▶ _Activity_
Copy each line of the entries that contains the word "detta".

═══ Data

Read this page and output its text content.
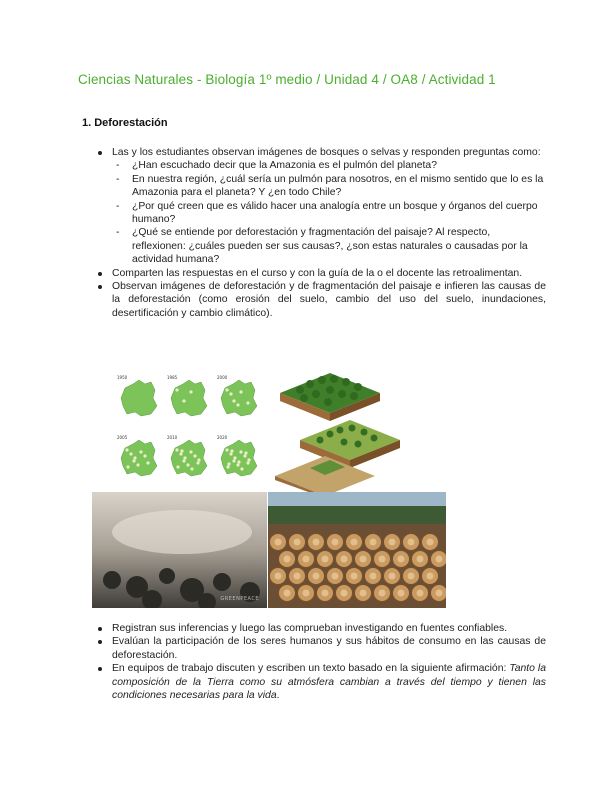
Ciencias Naturales - Biología 1º medio / Unidad 4 / OA8 / Actividad 1
1. Deforestación
Las y los estudiantes observan imágenes de bosques o selvas y responden preguntas como:
- ¿Han escuchado decir que la Amazonia es el pulmón del planeta?
- En nuestra región, ¿cuál sería un pulmón para nosotros, en el mismo sentido que lo es la Amazonia para el planeta? Y ¿en todo Chile?
- ¿Por qué creen que es válido hacer una analogía entre un bosque y órganos del cuerpo humano?
- ¿Qué se entiende por deforestación y fragmentación del paisaje? Al respecto, reflexionen: ¿cuáles pueden ser sus causas?, ¿son estas naturales o causadas por la actividad humana?
Comparten las respuestas en el curso y con la guía de la o el docente las retroalimentan.
Observan imágenes de deforestación y de fragmentación del paisaje e infieren las causas de la deforestación (como erosión del suelo, cambio del uso del suelo, inundaciones, desertificación y cambio climático).
1950	1985	2000
2005	2010	2020
GREENPEACE
Registran sus inferencias y luego las comprueban investigando en fuentes confiables.
Evalúan la participación de los seres humanos y sus hábitos de consumo en las causas de deforestación.
En equipos de trabajo discuten y escriben un texto basado en la siguiente afirmación: Tanto la composición de la Tierra como su atmósfera cambian a través del tiempo y tienen las condiciones necesarias para la vida.
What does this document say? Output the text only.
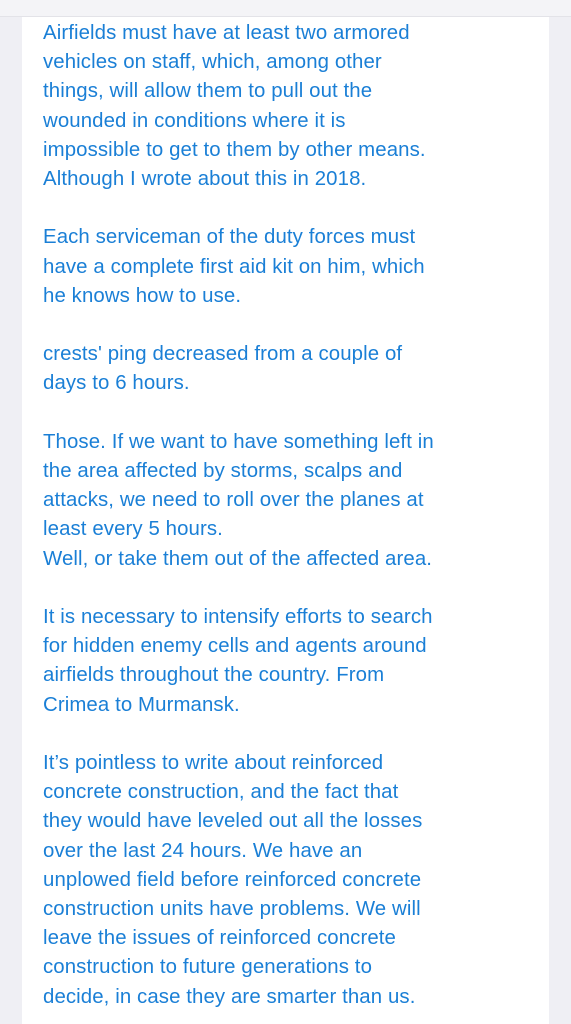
Airfields must have at least two armored
vehicles on staff, which, among other
things, will allow them to pull out the
wounded in conditions where it is
impossible to get to them by other means.
Although I wrote about this in 2018.

Each serviceman of the duty forces must
have a complete first aid kit on him, which
he knows how to use.

crests' ping decreased from a couple of
days to 6 hours.

Those. If we want to have something left in
the area affected by storms, scalps and
attacks, we need to roll over the planes at
least every 5 hours.
Well, or take them out of the affected area.

It is necessary to intensify efforts to search
for hidden enemy cells and agents around
airfields throughout the country. From
Crimea to Murmansk.

It’s pointless to write about reinforced
concrete construction, and the fact that
they would have leveled out all the losses
over the last 24 hours. We have an
unplowed field before reinforced concrete
construction units have problems. We will
leave the issues of reinforced concrete
construction to future generations to
decide, in case they are smarter than us.
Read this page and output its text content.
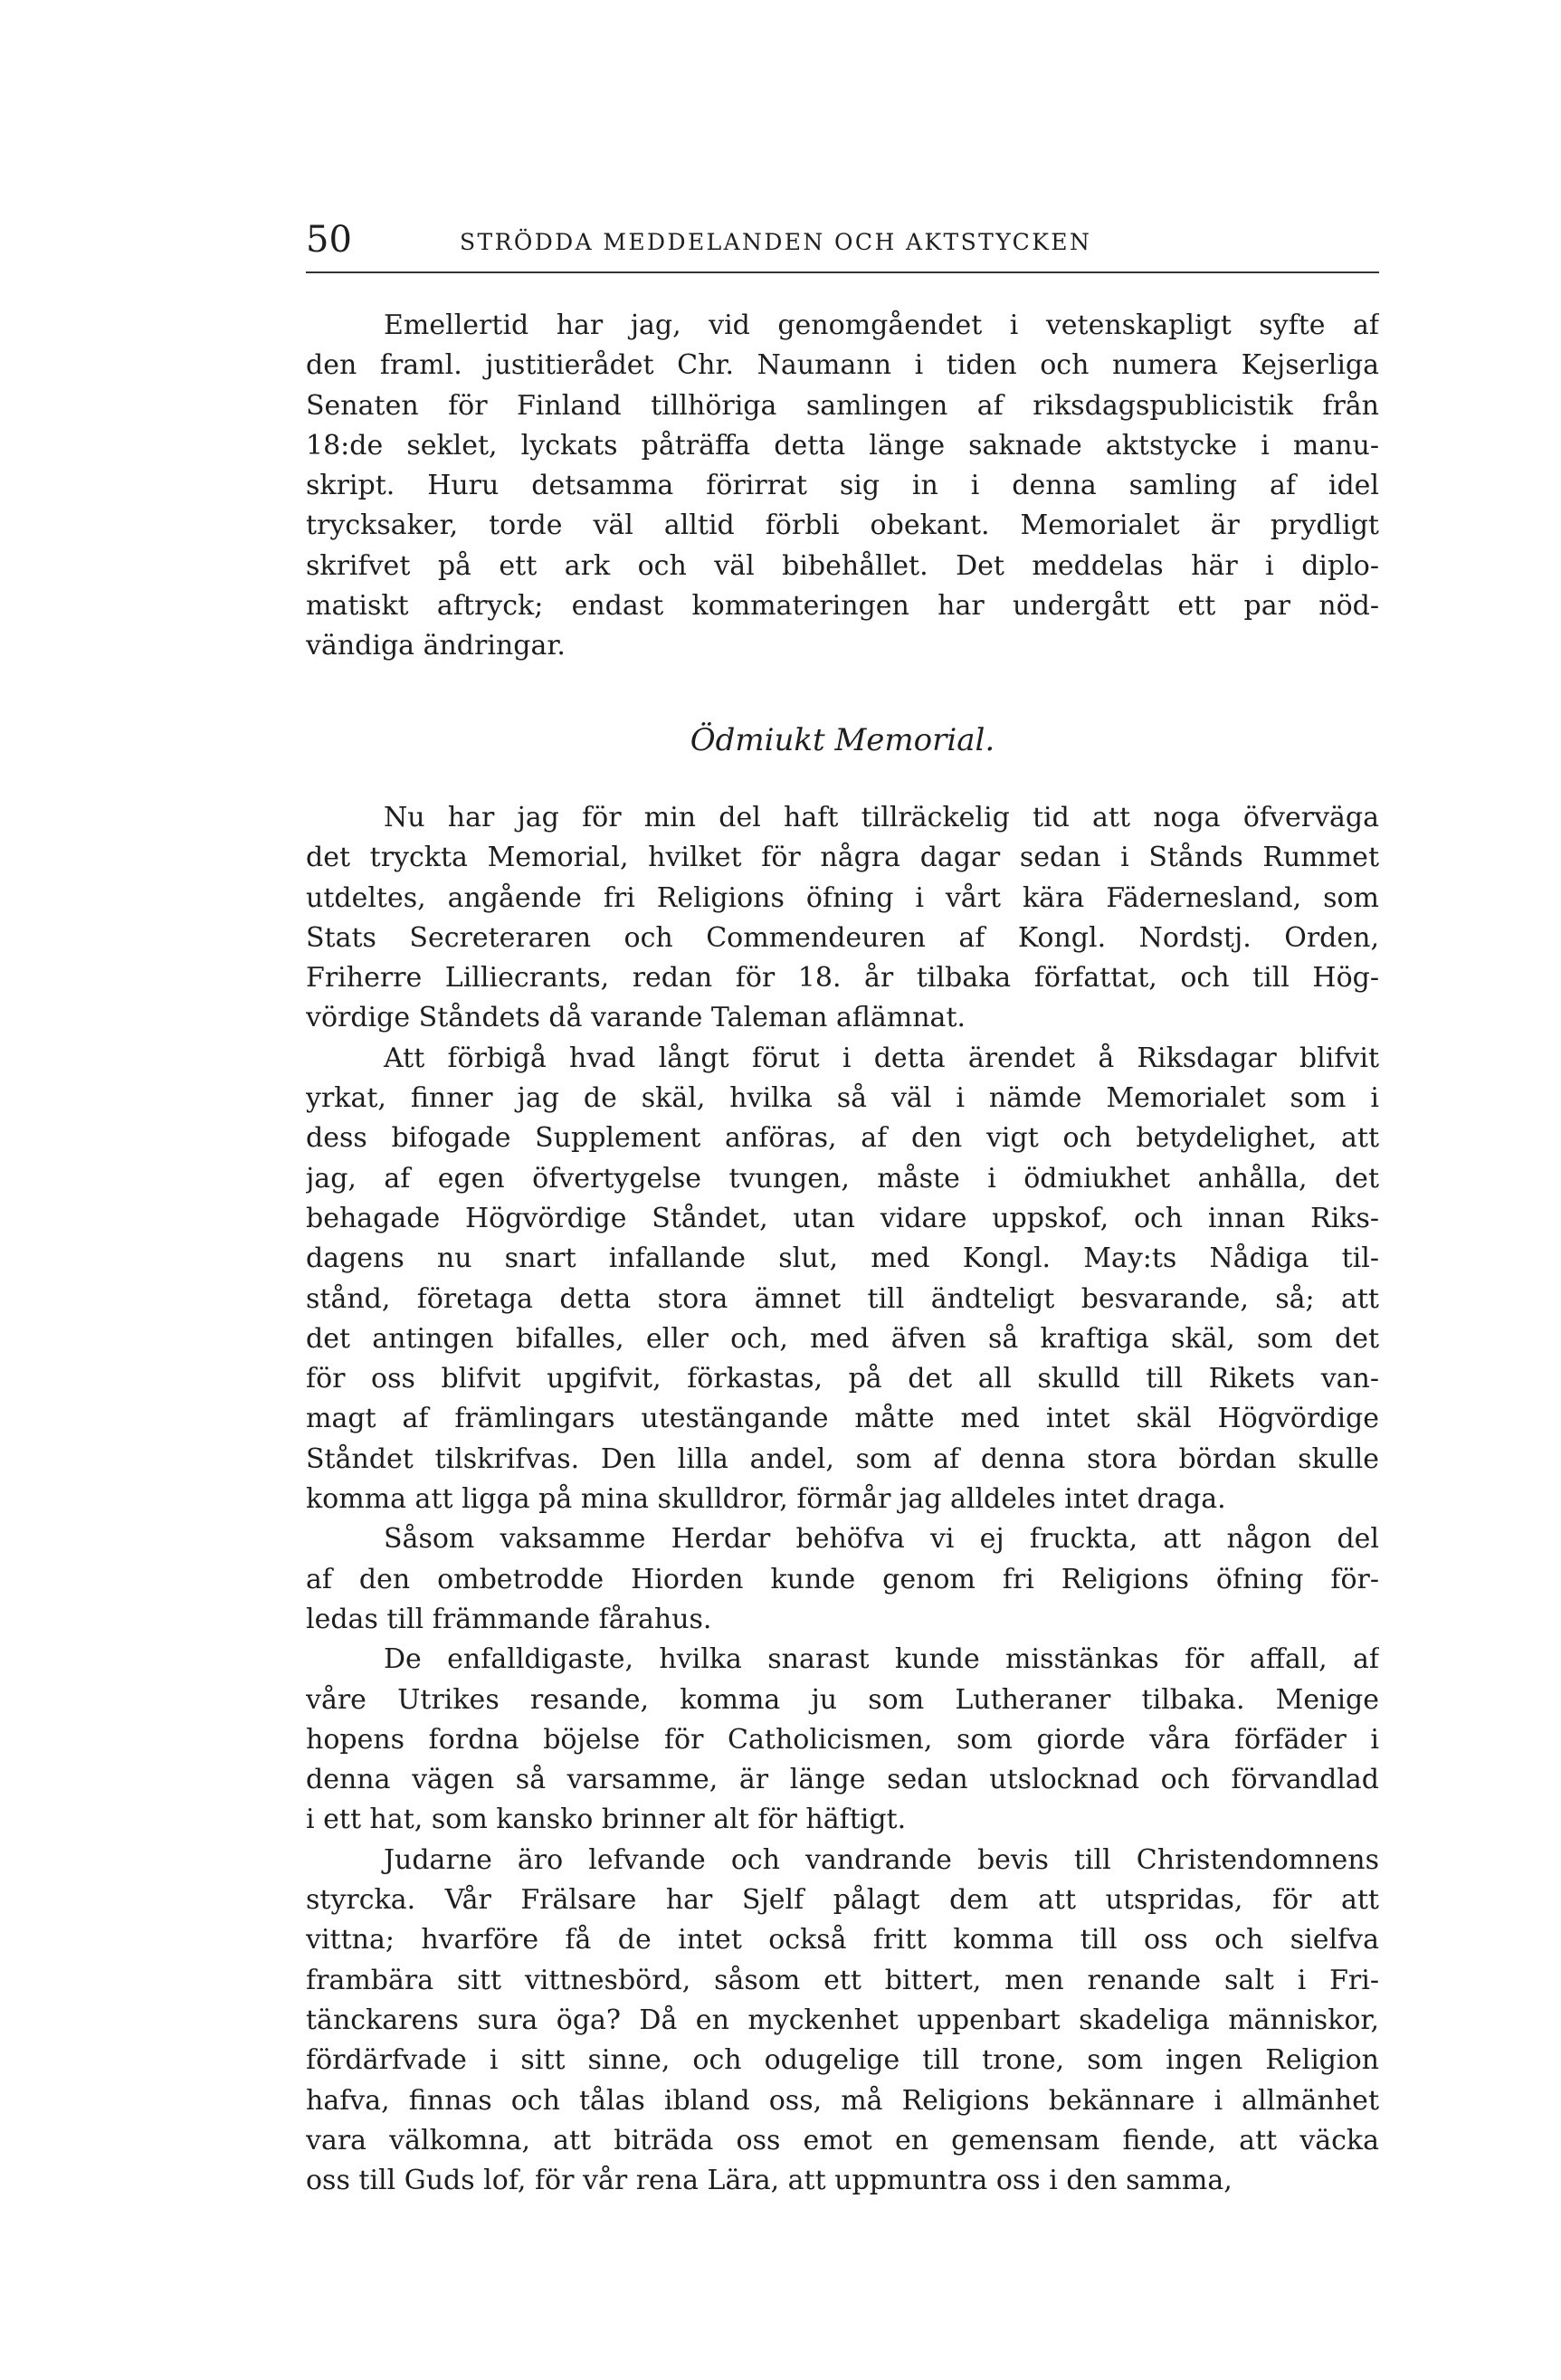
50	STRÖDDA MEDDELANDEN OCH AKTSTYCKEN
Emellertid har jag, vid genomgåendet i vetenskapligt syfte af
den framl. justitierådet Chr. Naumann i tiden och numera Kejserliga
Senaten för Finland tillhöriga samlingen af riksdagspublicistik från
18:de seklet, lyckats påträffa detta länge saknade aktstycke i manu-
skript. Huru detsamma förirrat sig in i denna samling af idel
trycksaker, torde väl alltid förbli obekant. Memorialet är prydligt
skrifvet på ett ark och väl bibehållet. Det meddelas här i diplo-
matiskt aftryck; endast kommateringen har undergått ett par nöd-
vändiga ändringar.
Ödmiukt Memorial.
Nu har jag för min del haft tillräckelig tid att noga öfverväga
det tryckta Memorial, hvilket för några dagar sedan i Stånds Rummet
utdeltes, angående fri Religions öfning i vårt kära Fäderneslаnd, som
Stats Secreteraren och Commendeuren af Kongl. Nordstj. Orden,
Friherre Lilliecrants, redan för 18. år tilbaka författat, och till Hög-
vördige Ståndets då varande Taleman aflämnat.
Att förbigå hvad långt förut i detta ärendet å Riksdagar blifvit
yrkat, finner jag de skäl, hvilka så väl i nämde Memorialet som i
dess bifogade Supplement anföras, af den vigt och betydelighet, att
jag, af egen öfvertygelse tvungen, måste i ödmiukhet anhålla, det
behagade Högvördige Ståndet, utan vidare uppskof, och innan Riks-
dagens nu snart infallande slut, med Kongl. May:ts Nådiga til-
stånd, företaga detta stora ämnet till ändteligt besvarande, så; att
det antingen bifalles, eller och, med äfven så kraftiga skäl, som det
för oss blifvit upgifvit, förkastas, på det all skulld till Rikets van-
magt af främlingars utestängande måtte med intet skäl Högvördige
Ståndet tilskrifvas. Den lilla andel, som af denna stora bördan skulle
komma att ligga på mina skulldror, förmår jag alldeles intet draga.
Såsom vaksamme Herdar behöfva vi ej fruckta, att någon del
af den ombetrodde Hiorden kunde genom fri Religions öfning för-
ledas till främmande fårahus.
De enfalldigaste, hvilka snarast kunde misstänkas för affall, af
våre Utrikes resande, komma ju som Lutheraner tilbaka. Menige
hopens fordna böjelse för Catholicismen, som giorde våra förfäder i
denna vägen så varsamme, är länge sedan utslocknad och förvandlad
i ett hat, som kansko brinner alt för häftigt.
Judarne äro lefvande och vandrande bevis till Christendomnens
styrcka. Vår Frälsare har Sjelf pålagt dem att utspridas, för att
vittna; hvarföre få de intet också fritt komma till oss och sielfva
frambära sitt vittnesbörd, såsom ett bittert, men renande salt i Fri-
tänckarens sura öga? Då en myckenhet uppenbart skadeliga människor,
fördärfvade i sitt sinne, och odugelige till trone, som ingen Religion
hafva, finnas och tålas ibland oss, må Religions bekännare i allmänhet
vara välkomna, att biträda oss emot en gemensam fiende, att väcka
oss till Guds lof, för vår rena Lära, att uppmuntra oss i den samma,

══════

▶ _Exercise answer_
18:de seklet, lyckats påträffa detta länge saknade aktstycke i manu-
Att förbigå hvad långt förut i detta ärendet å Riksdagar blifvit
stånd, företaga detta stora ämnet till ändteligt besvarande, så; att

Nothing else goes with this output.